• ENTRIES SUPPLIED:
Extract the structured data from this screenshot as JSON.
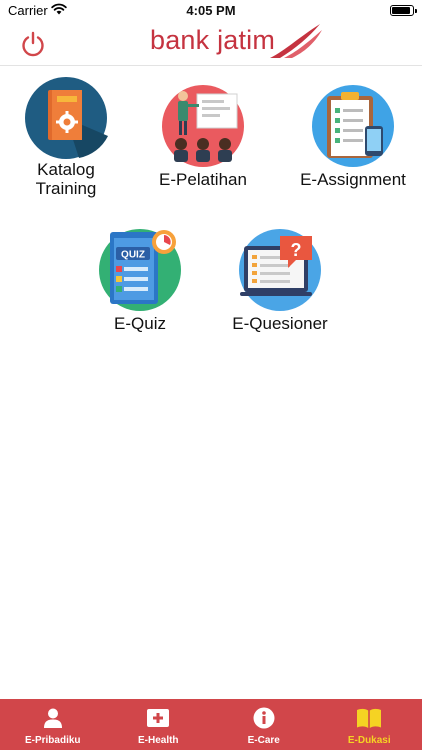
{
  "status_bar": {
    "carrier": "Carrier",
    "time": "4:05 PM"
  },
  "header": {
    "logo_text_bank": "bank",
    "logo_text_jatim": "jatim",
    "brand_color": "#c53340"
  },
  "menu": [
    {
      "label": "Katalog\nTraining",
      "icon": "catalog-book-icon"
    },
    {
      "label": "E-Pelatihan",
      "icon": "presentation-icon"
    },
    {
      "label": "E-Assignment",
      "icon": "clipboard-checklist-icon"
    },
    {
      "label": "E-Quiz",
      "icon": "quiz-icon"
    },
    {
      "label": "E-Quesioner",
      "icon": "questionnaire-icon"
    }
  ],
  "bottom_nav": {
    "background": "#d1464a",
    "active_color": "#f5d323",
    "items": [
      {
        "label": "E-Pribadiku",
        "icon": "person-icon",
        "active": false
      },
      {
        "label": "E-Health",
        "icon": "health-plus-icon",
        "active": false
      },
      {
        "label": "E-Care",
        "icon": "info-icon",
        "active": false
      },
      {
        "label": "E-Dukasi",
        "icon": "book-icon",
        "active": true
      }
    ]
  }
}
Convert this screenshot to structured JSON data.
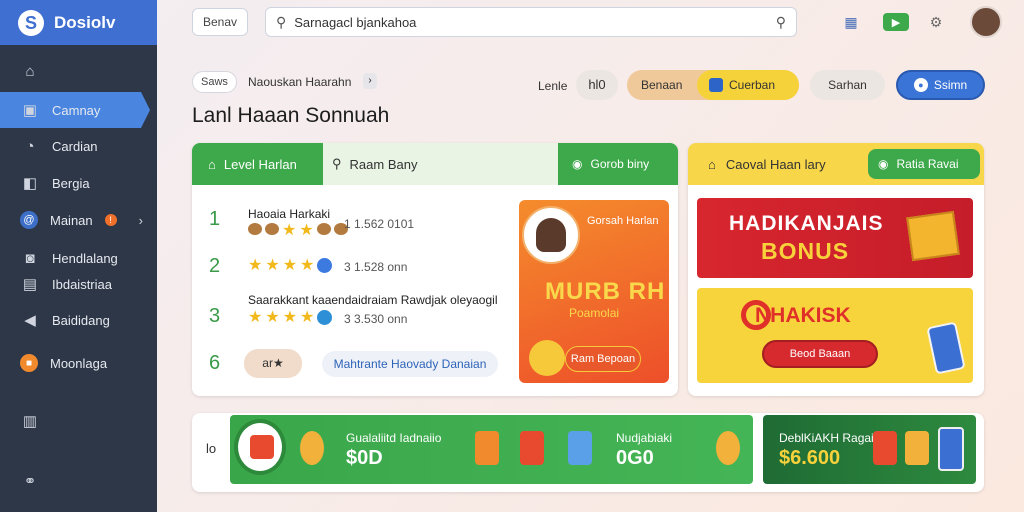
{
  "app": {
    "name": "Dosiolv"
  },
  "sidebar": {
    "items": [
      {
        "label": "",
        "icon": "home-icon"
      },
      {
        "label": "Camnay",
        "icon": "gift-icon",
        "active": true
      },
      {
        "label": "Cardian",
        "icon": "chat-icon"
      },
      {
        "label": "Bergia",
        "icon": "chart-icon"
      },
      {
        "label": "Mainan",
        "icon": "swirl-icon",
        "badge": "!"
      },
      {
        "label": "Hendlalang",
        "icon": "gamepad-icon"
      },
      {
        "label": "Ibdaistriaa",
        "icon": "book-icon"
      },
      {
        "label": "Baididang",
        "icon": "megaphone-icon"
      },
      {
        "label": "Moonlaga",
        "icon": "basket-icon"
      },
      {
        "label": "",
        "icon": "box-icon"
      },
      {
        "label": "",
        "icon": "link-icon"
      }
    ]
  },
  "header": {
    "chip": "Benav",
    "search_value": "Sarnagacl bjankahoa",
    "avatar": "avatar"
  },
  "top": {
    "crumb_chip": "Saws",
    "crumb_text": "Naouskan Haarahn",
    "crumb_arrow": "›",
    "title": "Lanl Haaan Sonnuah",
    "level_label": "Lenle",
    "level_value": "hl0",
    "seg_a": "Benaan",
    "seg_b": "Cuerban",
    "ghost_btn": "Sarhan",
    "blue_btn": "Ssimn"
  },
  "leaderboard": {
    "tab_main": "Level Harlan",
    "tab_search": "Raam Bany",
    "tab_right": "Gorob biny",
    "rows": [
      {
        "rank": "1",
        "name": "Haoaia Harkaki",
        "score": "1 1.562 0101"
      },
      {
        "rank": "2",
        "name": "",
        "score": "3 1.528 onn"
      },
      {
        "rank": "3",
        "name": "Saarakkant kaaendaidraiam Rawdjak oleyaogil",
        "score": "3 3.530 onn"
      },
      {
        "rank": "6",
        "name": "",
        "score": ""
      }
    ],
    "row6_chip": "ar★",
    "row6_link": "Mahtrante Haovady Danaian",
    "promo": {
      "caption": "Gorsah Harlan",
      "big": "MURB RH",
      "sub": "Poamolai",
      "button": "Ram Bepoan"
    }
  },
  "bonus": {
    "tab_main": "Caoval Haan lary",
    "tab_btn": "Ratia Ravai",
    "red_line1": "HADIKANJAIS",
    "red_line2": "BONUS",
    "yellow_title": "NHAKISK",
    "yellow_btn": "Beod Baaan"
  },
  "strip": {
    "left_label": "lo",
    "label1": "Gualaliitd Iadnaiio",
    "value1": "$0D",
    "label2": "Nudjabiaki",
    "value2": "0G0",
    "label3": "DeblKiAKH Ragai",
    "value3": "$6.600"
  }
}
--
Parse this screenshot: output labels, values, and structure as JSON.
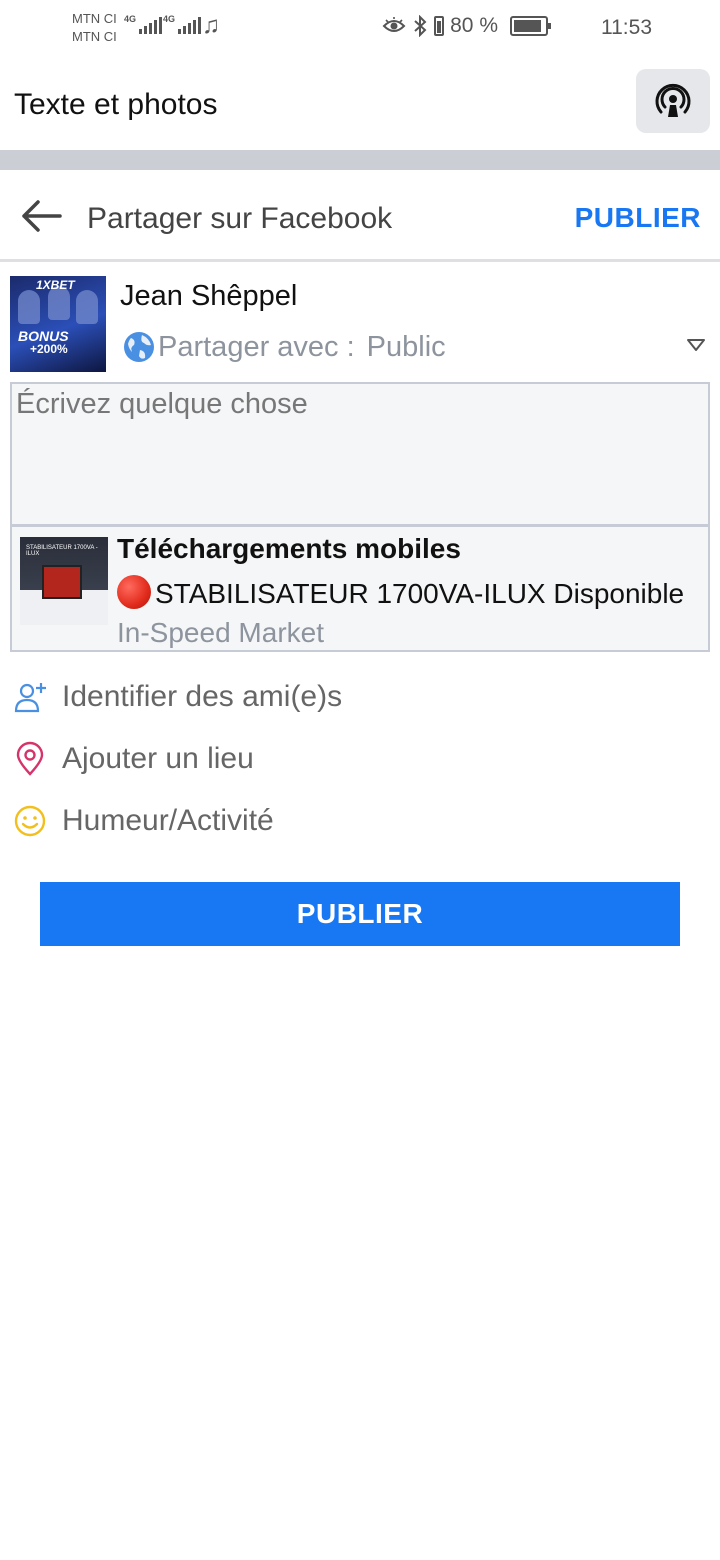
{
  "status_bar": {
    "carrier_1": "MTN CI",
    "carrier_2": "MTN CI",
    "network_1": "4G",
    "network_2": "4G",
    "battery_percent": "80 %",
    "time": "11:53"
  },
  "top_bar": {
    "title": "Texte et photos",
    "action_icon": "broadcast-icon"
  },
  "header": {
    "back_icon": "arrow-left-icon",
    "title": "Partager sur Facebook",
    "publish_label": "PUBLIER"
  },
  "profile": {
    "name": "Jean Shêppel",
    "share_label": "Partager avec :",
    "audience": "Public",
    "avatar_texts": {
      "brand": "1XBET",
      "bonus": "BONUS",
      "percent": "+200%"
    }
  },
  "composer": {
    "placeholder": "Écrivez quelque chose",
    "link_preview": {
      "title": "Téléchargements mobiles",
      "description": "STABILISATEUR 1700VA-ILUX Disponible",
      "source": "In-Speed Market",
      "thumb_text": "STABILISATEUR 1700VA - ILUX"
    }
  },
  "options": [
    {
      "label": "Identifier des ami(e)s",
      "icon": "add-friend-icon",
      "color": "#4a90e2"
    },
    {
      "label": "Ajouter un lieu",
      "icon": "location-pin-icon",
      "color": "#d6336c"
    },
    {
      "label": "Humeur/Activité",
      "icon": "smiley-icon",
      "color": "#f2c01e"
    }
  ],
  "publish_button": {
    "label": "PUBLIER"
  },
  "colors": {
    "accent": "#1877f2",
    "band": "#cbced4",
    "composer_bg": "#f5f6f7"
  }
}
---
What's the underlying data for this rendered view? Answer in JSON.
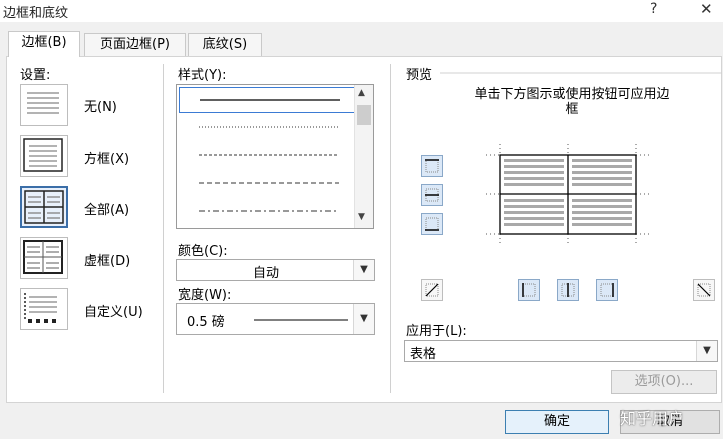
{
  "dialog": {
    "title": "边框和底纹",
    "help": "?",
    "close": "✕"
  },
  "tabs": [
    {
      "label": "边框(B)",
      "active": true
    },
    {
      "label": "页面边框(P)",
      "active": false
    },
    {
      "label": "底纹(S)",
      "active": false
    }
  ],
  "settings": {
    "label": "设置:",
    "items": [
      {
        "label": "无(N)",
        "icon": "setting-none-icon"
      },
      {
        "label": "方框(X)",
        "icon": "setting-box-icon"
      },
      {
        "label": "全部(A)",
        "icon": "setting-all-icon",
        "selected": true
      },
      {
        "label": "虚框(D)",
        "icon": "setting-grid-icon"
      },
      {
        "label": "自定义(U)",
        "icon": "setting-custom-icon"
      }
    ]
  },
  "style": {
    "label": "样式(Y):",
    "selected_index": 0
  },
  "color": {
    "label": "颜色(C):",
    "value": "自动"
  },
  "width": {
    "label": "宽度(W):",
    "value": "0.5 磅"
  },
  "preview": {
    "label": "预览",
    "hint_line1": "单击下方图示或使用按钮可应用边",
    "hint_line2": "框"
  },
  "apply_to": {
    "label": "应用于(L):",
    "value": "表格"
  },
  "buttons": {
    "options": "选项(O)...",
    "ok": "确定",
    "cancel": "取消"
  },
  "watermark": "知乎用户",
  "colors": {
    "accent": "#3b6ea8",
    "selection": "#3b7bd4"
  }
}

• GIVEN REQUEST: Gather each line of the listing containing the word "score" and show it.

• TASK RESULT:
        "score": "1 1.562 0101"
        "score": "3 1.528 onn"
        "score": "3 3.530 onn"
        "score": ""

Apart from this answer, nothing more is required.